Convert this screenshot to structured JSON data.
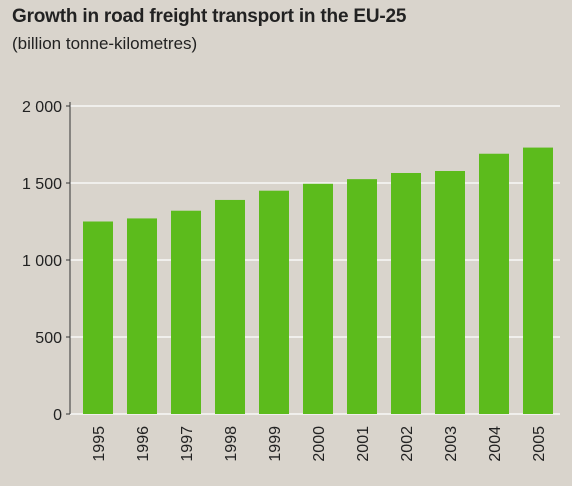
{
  "chart_data": {
    "type": "bar",
    "title": "Growth in road freight transport in the EU-25",
    "subtitle": "(billion tonne-kilometres)",
    "categories": [
      "1995",
      "1996",
      "1997",
      "1998",
      "1999",
      "2000",
      "2001",
      "2002",
      "2003",
      "2004",
      "2005"
    ],
    "values": [
      1250,
      1270,
      1320,
      1390,
      1450,
      1495,
      1525,
      1565,
      1578,
      1690,
      1730
    ],
    "yticks": [
      0,
      500,
      1000,
      1500,
      2000
    ],
    "ytick_labels": [
      "0",
      "500",
      "1 000",
      "1 500",
      "2 000"
    ],
    "ylim": [
      0,
      2000
    ],
    "xlabel": "",
    "ylabel": "",
    "grid": true,
    "colors": {
      "bar": "#5cbb1c",
      "grid": "#ffffff",
      "background": "#d9d4cc",
      "axis": "#333333"
    }
  }
}
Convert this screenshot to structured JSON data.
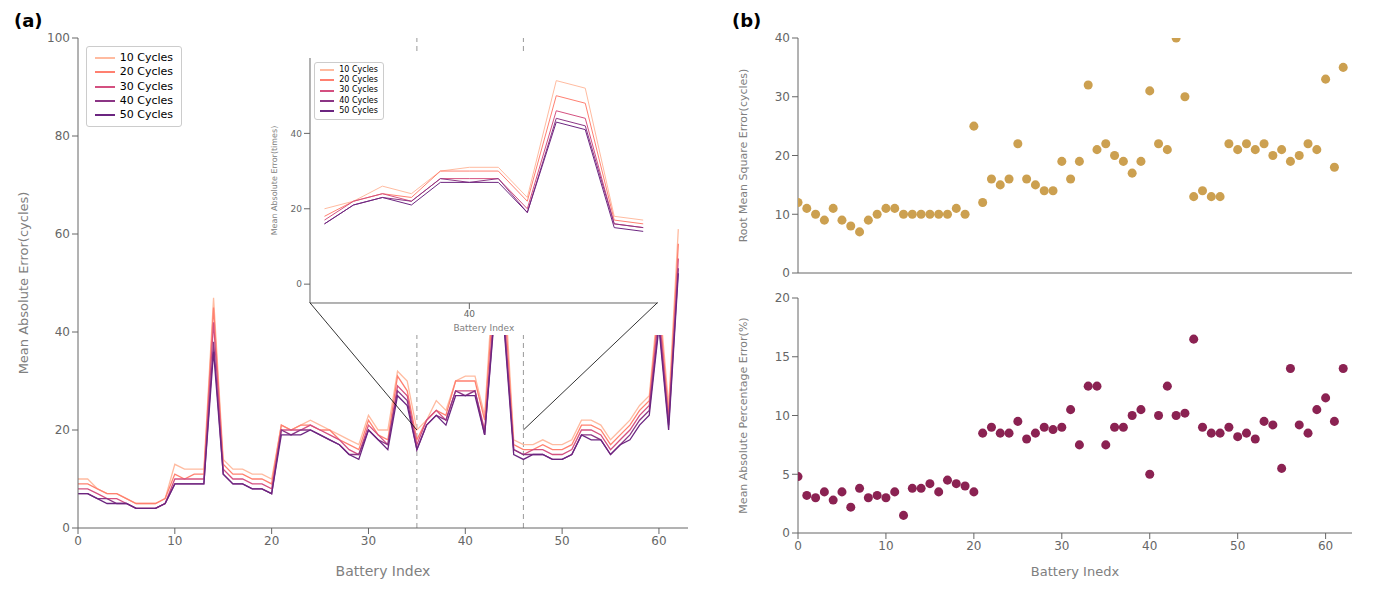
{
  "chart_data": [
    {
      "type": "line",
      "title": "(a)",
      "xlabel": "Battery Index",
      "ylabel": "Mean Absolute Error(cycles)",
      "x": [
        0,
        1,
        2,
        3,
        4,
        5,
        6,
        7,
        8,
        9,
        10,
        11,
        12,
        13,
        14,
        15,
        16,
        17,
        18,
        19,
        20,
        21,
        22,
        23,
        24,
        25,
        26,
        27,
        28,
        29,
        30,
        31,
        32,
        33,
        34,
        35,
        36,
        37,
        38,
        39,
        40,
        41,
        42,
        43,
        44,
        45,
        46,
        47,
        48,
        49,
        50,
        51,
        52,
        53,
        54,
        55,
        56,
        57,
        58,
        59,
        60,
        61,
        62
      ],
      "xlim": [
        0,
        63
      ],
      "ylim": [
        0,
        100
      ],
      "xticks": [
        0,
        10,
        20,
        30,
        40,
        50,
        60
      ],
      "yticks": [
        0,
        20,
        40,
        60,
        80,
        100
      ],
      "legend": "upper left",
      "grid": false,
      "vlines": [
        35,
        46
      ],
      "connector_y": 20,
      "series": [
        {
          "name": "10 Cycles",
          "color": "#FFBBA0",
          "values": [
            10,
            10,
            8,
            7,
            7,
            6,
            5,
            5,
            5,
            6,
            13,
            12,
            12,
            12,
            47,
            14,
            12,
            12,
            11,
            11,
            10,
            21,
            20,
            21,
            22,
            21,
            20,
            19,
            18,
            17,
            23,
            20,
            20,
            32,
            30,
            20,
            22,
            26,
            24,
            30,
            31,
            31,
            23,
            54,
            52,
            18,
            17,
            17,
            18,
            17,
            17,
            18,
            22,
            22,
            21,
            18,
            20,
            22,
            25,
            27,
            48,
            25,
            61
          ]
        },
        {
          "name": "20 Cycles",
          "color": "#FF8070",
          "values": [
            9,
            9,
            8,
            7,
            7,
            6,
            5,
            5,
            5,
            6,
            11,
            10,
            11,
            11,
            45,
            13,
            11,
            11,
            10,
            10,
            9,
            21,
            20,
            21,
            21,
            20,
            20,
            18,
            17,
            16,
            22,
            19,
            18,
            31,
            28,
            18,
            22,
            24,
            23,
            30,
            30,
            30,
            22,
            50,
            48,
            17,
            16,
            16,
            17,
            16,
            16,
            17,
            21,
            21,
            20,
            17,
            19,
            21,
            24,
            26,
            46,
            23,
            58
          ]
        },
        {
          "name": "30 Cycles",
          "color": "#D45080",
          "values": [
            8,
            8,
            7,
            6,
            6,
            5,
            4,
            4,
            4,
            5,
            10,
            10,
            10,
            10,
            42,
            12,
            10,
            10,
            9,
            9,
            8,
            20,
            20,
            20,
            21,
            20,
            19,
            18,
            16,
            15,
            21,
            19,
            17,
            29,
            27,
            17,
            22,
            24,
            22,
            28,
            28,
            28,
            20,
            46,
            44,
            16,
            15,
            16,
            16,
            15,
            15,
            16,
            20,
            20,
            19,
            16,
            18,
            20,
            23,
            25,
            44,
            22,
            55
          ]
        },
        {
          "name": "40 Cycles",
          "color": "#8B3585",
          "values": [
            7,
            7,
            6,
            6,
            5,
            5,
            4,
            4,
            4,
            5,
            9,
            9,
            9,
            9,
            38,
            11,
            9,
            9,
            8,
            8,
            7,
            20,
            19,
            20,
            20,
            19,
            18,
            17,
            15,
            15,
            20,
            18,
            17,
            28,
            26,
            16,
            21,
            23,
            22,
            28,
            27,
            28,
            19,
            44,
            42,
            16,
            15,
            15,
            15,
            14,
            14,
            15,
            19,
            19,
            18,
            15,
            17,
            19,
            22,
            24,
            42,
            21,
            53
          ]
        },
        {
          "name": "50 Cycles",
          "color": "#6B2580",
          "values": [
            7,
            7,
            6,
            5,
            5,
            5,
            4,
            4,
            4,
            5,
            9,
            9,
            9,
            9,
            36,
            11,
            9,
            9,
            8,
            8,
            7,
            19,
            19,
            19,
            20,
            19,
            18,
            17,
            15,
            14,
            20,
            18,
            16,
            27,
            25,
            16,
            21,
            23,
            21,
            27,
            27,
            27,
            19,
            43,
            41,
            15,
            14,
            15,
            15,
            14,
            14,
            15,
            19,
            18,
            18,
            15,
            17,
            18,
            21,
            23,
            41,
            20,
            52
          ]
        }
      ]
    },
    {
      "type": "line",
      "xlabel": "Battery Index",
      "ylabel": "Mean Absolute Error(times)",
      "x": [
        35,
        36,
        37,
        38,
        39,
        40,
        41,
        42,
        43,
        44,
        45,
        46
      ],
      "xlim": [
        34.5,
        46.5
      ],
      "ylim": [
        -5,
        60
      ],
      "xticks": [
        40
      ],
      "yticks": [
        0,
        20,
        40
      ],
      "legend": "upper left",
      "grid": false,
      "series": [
        {
          "name": "10 Cycles",
          "color": "#FFBBA0",
          "values": [
            20,
            22,
            26,
            24,
            30,
            31,
            31,
            23,
            54,
            52,
            18,
            17
          ]
        },
        {
          "name": "20 Cycles",
          "color": "#FF8070",
          "values": [
            18,
            22,
            24,
            23,
            30,
            30,
            30,
            22,
            50,
            48,
            17,
            16
          ]
        },
        {
          "name": "30 Cycles",
          "color": "#D45080",
          "values": [
            17,
            22,
            24,
            22,
            28,
            28,
            28,
            20,
            46,
            44,
            16,
            15
          ]
        },
        {
          "name": "40 Cycles",
          "color": "#8B3585",
          "values": [
            16,
            21,
            23,
            22,
            28,
            27,
            28,
            19,
            44,
            42,
            16,
            15
          ]
        },
        {
          "name": "50 Cycles",
          "color": "#6B2580",
          "values": [
            16,
            21,
            23,
            21,
            27,
            27,
            27,
            19,
            43,
            41,
            15,
            14
          ]
        }
      ]
    },
    {
      "type": "scatter",
      "title": "(b)",
      "ylabel": "Root Mean Square Error(cycles)",
      "x": [
        0,
        1,
        2,
        3,
        4,
        5,
        6,
        7,
        8,
        9,
        10,
        11,
        12,
        13,
        14,
        15,
        16,
        17,
        18,
        19,
        20,
        21,
        22,
        23,
        24,
        25,
        26,
        27,
        28,
        29,
        30,
        31,
        32,
        33,
        34,
        35,
        36,
        37,
        38,
        39,
        40,
        41,
        42,
        43,
        44,
        45,
        46,
        47,
        48,
        49,
        50,
        51,
        52,
        53,
        54,
        55,
        56,
        57,
        58,
        59,
        60,
        61,
        62
      ],
      "values": [
        12,
        11,
        10,
        9,
        11,
        9,
        8,
        7,
        9,
        10,
        11,
        11,
        10,
        10,
        10,
        10,
        10,
        10,
        11,
        10,
        25,
        12,
        16,
        15,
        16,
        22,
        16,
        15,
        14,
        14,
        19,
        16,
        19,
        32,
        21,
        22,
        20,
        19,
        17,
        19,
        31,
        22,
        21,
        40,
        30,
        13,
        14,
        13,
        13,
        22,
        21,
        22,
        21,
        22,
        20,
        21,
        19,
        20,
        22,
        21,
        33,
        18,
        35
      ],
      "color": "#CCA050",
      "xlim": [
        0,
        63
      ],
      "ylim": [
        0,
        40
      ],
      "xticks": [
        0,
        10,
        20,
        30,
        40,
        50,
        60
      ],
      "yticks": [
        0,
        10,
        20,
        30,
        40
      ],
      "tick_labels": "y",
      "grid": false
    },
    {
      "type": "scatter",
      "xlabel": "Battery Inedx",
      "ylabel": "Mean Absolute Percentage Error(%)",
      "x": [
        0,
        1,
        2,
        3,
        4,
        5,
        6,
        7,
        8,
        9,
        10,
        11,
        12,
        13,
        14,
        15,
        16,
        17,
        18,
        19,
        20,
        21,
        22,
        23,
        24,
        25,
        26,
        27,
        28,
        29,
        30,
        31,
        32,
        33,
        34,
        35,
        36,
        37,
        38,
        39,
        40,
        41,
        42,
        43,
        44,
        45,
        46,
        47,
        48,
        49,
        50,
        51,
        52,
        53,
        54,
        55,
        56,
        57,
        58,
        59,
        60,
        61,
        62
      ],
      "values": [
        4.8,
        3.2,
        3.0,
        3.5,
        2.8,
        3.5,
        2.2,
        3.8,
        3.0,
        3.2,
        3.0,
        3.5,
        1.5,
        3.8,
        3.8,
        4.2,
        3.5,
        4.5,
        4.2,
        4.0,
        3.5,
        8.5,
        9.0,
        8.5,
        8.5,
        9.5,
        8.0,
        8.5,
        9.0,
        8.8,
        9.0,
        10.5,
        7.5,
        12.5,
        12.5,
        7.5,
        9.0,
        9.0,
        10.0,
        10.5,
        5.0,
        10.0,
        12.5,
        10.0,
        10.2,
        16.5,
        9.0,
        8.5,
        8.5,
        9.0,
        8.2,
        8.5,
        8.0,
        9.5,
        9.2,
        5.5,
        14.0,
        9.2,
        8.5,
        10.5,
        11.5,
        9.5,
        14.0
      ],
      "color": "#8B2252",
      "xlim": [
        0,
        63
      ],
      "ylim": [
        0,
        20
      ],
      "xticks": [
        0,
        10,
        20,
        30,
        40,
        50,
        60
      ],
      "yticks": [
        0,
        5,
        10,
        15,
        20
      ],
      "grid": false
    }
  ]
}
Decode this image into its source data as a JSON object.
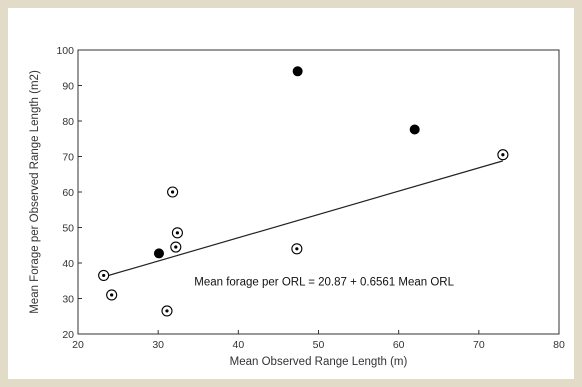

◇ ◇ ◇ ◇ ◇

Exercise prompt:
Look through the material above and pick out each line holding the word "ylabel".

Problem solution:
    "ylabel": "",
      "ylabel": "Mean Absolute Error(cycles)",
      "ylabel": "Mean Absolute Error(times)",
      "ylabel": "Root Mean Square Error(cycles)",
      "ylabel": "Mean Absolute Percentage Error(%)",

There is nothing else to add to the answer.